--- START WORKING DATA ---

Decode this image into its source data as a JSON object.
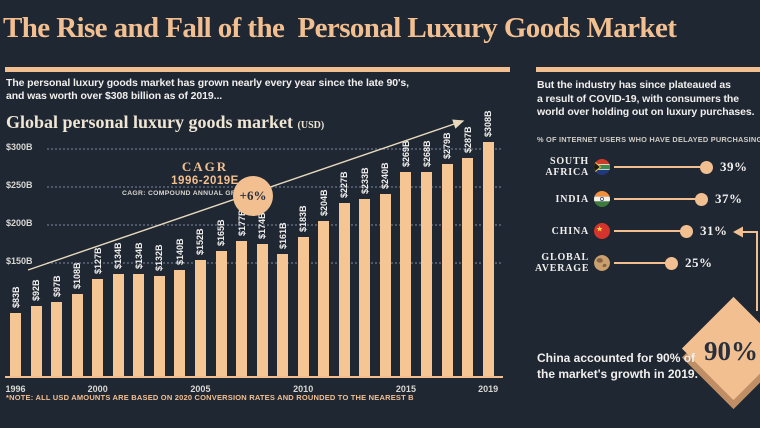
{
  "title": "The Rise and Fall of the  Personal Luxury Goods Market",
  "left": {
    "intro": "The personal luxury goods market has grown nearly every year since the late 90's,\nand was worth over $308 billion as of 2019...",
    "chart_heading": "Global personal luxury goods market",
    "chart_heading_unit": "(USD)",
    "footnote": "*NOTE: ALL USD AMOUNTS ARE BASED ON 2020 CONVERSION RATES AND ROUNDED TO THE NEAREST B"
  },
  "right": {
    "intro": "But the industry has since plateaued as\na result of COVID-19, with consumers the\nworld over holding out on luxury purchases.",
    "list_heading": "% OF INTERNET USERS WHO HAVE DELAYED PURCHASING LUXURY",
    "rows": [
      {
        "label_lines": [
          "SOUTH",
          "AFRICA"
        ],
        "flag": "south-africa-flag",
        "value": 39,
        "display": "39%"
      },
      {
        "label_lines": [
          "INDIA"
        ],
        "flag": "india-flag",
        "value": 37,
        "display": "37%"
      },
      {
        "label_lines": [
          "CHINA"
        ],
        "flag": "china-flag",
        "value": 31,
        "display": "31%"
      },
      {
        "label_lines": [
          "GLOBAL",
          "AVERAGE"
        ],
        "flag": "globe-icon",
        "value": 25,
        "display": "25%"
      }
    ],
    "callout": {
      "text": "China accounted for 90% of\nthe market's growth in 2019.",
      "badge": "90%"
    }
  },
  "chart_data": {
    "type": "bar",
    "title": "Global personal luxury goods market (USD)",
    "xlabel": "",
    "ylabel": "",
    "ylim": [
      0,
      315
    ],
    "grid": "dotted-horizontal",
    "categories": [
      1996,
      1997,
      1998,
      1999,
      2000,
      2001,
      2002,
      2003,
      2004,
      2005,
      2006,
      2007,
      2008,
      2009,
      2010,
      2011,
      2012,
      2013,
      2014,
      2015,
      2016,
      2017,
      2018,
      2019
    ],
    "values": [
      83,
      92,
      97,
      108,
      127,
      134,
      134,
      132,
      140,
      152,
      165,
      177,
      174,
      161,
      183,
      204,
      227,
      233,
      240,
      269,
      268,
      279,
      287,
      308
    ],
    "bar_labels": [
      "$83B",
      "$92B",
      "$97B",
      "$108B",
      "$127B",
      "$134B",
      "$134B",
      "$132B",
      "$140B",
      "$152B",
      "$165B",
      "$177B",
      "$174B",
      "$161B",
      "$183B",
      "$204B",
      "$227B",
      "$233B",
      "$240B",
      "$269B",
      "$268B",
      "$279B",
      "$287B",
      "$308B"
    ],
    "ytick_values": [
      300,
      250,
      200,
      150
    ],
    "ylabel_ticks": [
      "$300B",
      "$250B",
      "$200B",
      "$150B"
    ],
    "x_axis_ticks": [
      "1996",
      "2000",
      "2005",
      "2010",
      "2015",
      "2019"
    ],
    "annotation": {
      "title": "CAGR",
      "range": "1996-2019E",
      "note": "CAGR: COMPOUND ANNUAL GROWTH",
      "badge": "+6%"
    }
  },
  "colors": {
    "bg": "#1f2733",
    "accent": "#f2bf90",
    "bar": "#f5c593",
    "cream": "#efe6d4",
    "white": "#f1efec",
    "muted": "#cfccc4",
    "grid": "#4e586a",
    "dark": "#28303d",
    "dshadow": "#bf8e65",
    "trend": "#e8d9bd",
    "axis": "#d8d7d2"
  }
}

--- END WORKING DATA ---

CHALLENGE: Say how many lines contain the string "flag", giving nothing but the count.

RESULT BELOW: 4